■ **What you should do**:
State the number of lines in the records that contain the string "highlight", treating uppercase and lowercase letters as distinct. Give only the number.

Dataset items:
[start]

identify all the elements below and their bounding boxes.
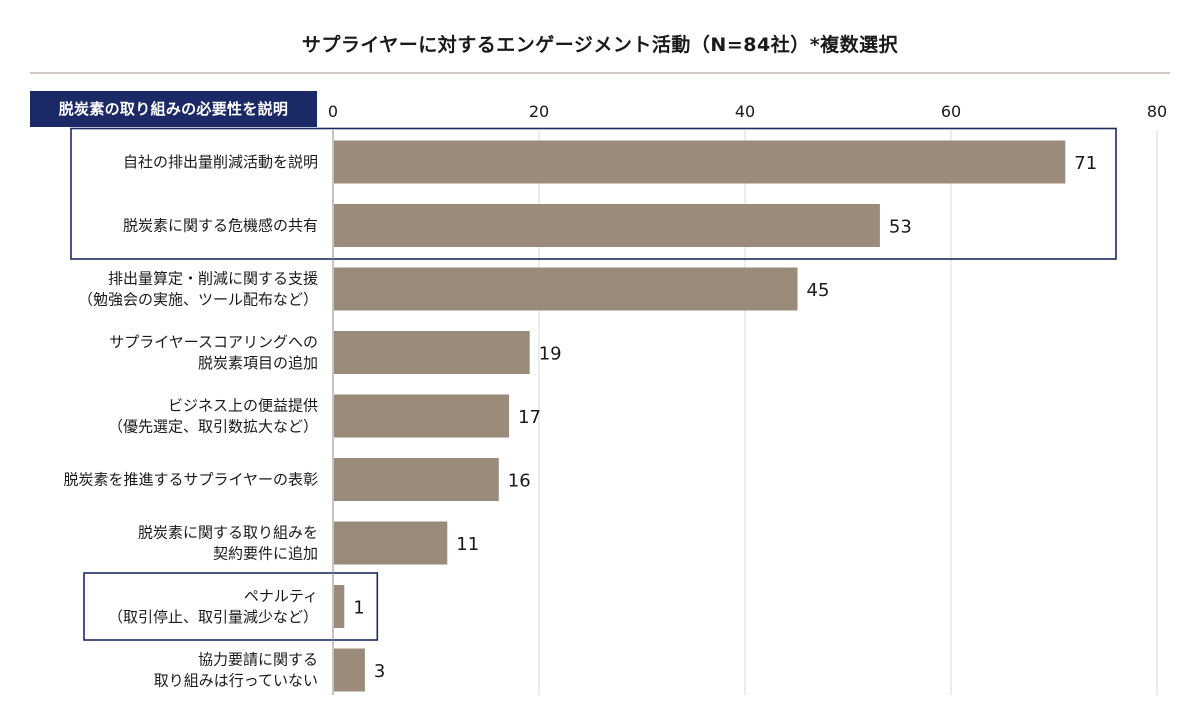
value-label: 71 (1074, 153, 1097, 174)
value-label: 17 (518, 407, 541, 428)
section-badge: 脱炭素の取り組みの必要性を説明 (30, 91, 317, 127)
value-label: 1 (353, 598, 364, 619)
chart-title: サプライヤーに対するエンゲージメント活動（N=84社）*複数選択 (301, 34, 899, 56)
value-label: 3 (374, 661, 385, 682)
x-axis-ticks: 0 20 40 60 80 (328, 102, 1167, 121)
category-label: （優先選定、取引数拡大など） (108, 418, 318, 436)
category-label: 脱炭素に関する取り組みを (138, 524, 318, 542)
bar (334, 521, 448, 565)
x-tick-label: 60 (941, 102, 961, 121)
value-label: 16 (508, 471, 531, 492)
category-label: 取り組みは行っていない (154, 672, 318, 690)
highlight-box (70, 127, 1117, 260)
value-label: 19 (539, 344, 562, 365)
bar (334, 204, 880, 247)
x-tick-label: 40 (735, 102, 755, 121)
category-label: 脱炭素を推進するサプライヤーの表彰 (63, 471, 318, 489)
title-divider (30, 72, 1170, 74)
category-label: 契約要件に追加 (213, 545, 318, 563)
category-labels: 自社の排出量削減活動を説明脱炭素に関する危機感の共有排出量算定・削減に関する支援… (63, 153, 318, 690)
highlight-box (83, 572, 379, 641)
bar (334, 267, 798, 311)
category-label: 脱炭素項目の追加 (198, 354, 318, 372)
bar (334, 331, 530, 374)
x-tick-label: 20 (529, 102, 549, 121)
category-label: ビジネス上の便益提供 (168, 397, 318, 415)
bar (334, 458, 499, 501)
bar (334, 648, 365, 692)
category-label: サプライヤースコアリングへの (109, 333, 318, 351)
category-label: ペナルティ (244, 587, 318, 605)
category-label: （取引停止、取引量減少など） (108, 608, 318, 626)
bar (334, 140, 1066, 184)
x-tick-label: 80 (1147, 102, 1167, 121)
category-label: 脱炭素に関する危機感の共有 (123, 217, 318, 235)
highlight-boxes (70, 127, 1117, 641)
category-label: （勉強会の実施、ツール配布など） (78, 291, 318, 309)
category-label: 自社の排出量削減活動を説明 (123, 153, 318, 171)
category-label: 排出量算定・削減に関する支援 (108, 270, 318, 288)
bar (334, 394, 510, 438)
category-label: 協力要請に関する (198, 651, 318, 669)
value-label: 11 (456, 534, 479, 555)
bar (334, 585, 345, 628)
x-tick-label: 0 (328, 102, 338, 121)
value-label: 53 (889, 217, 912, 238)
bars (334, 140, 1066, 692)
value-label: 45 (807, 280, 830, 301)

[end]

■ **Finished answer**:
3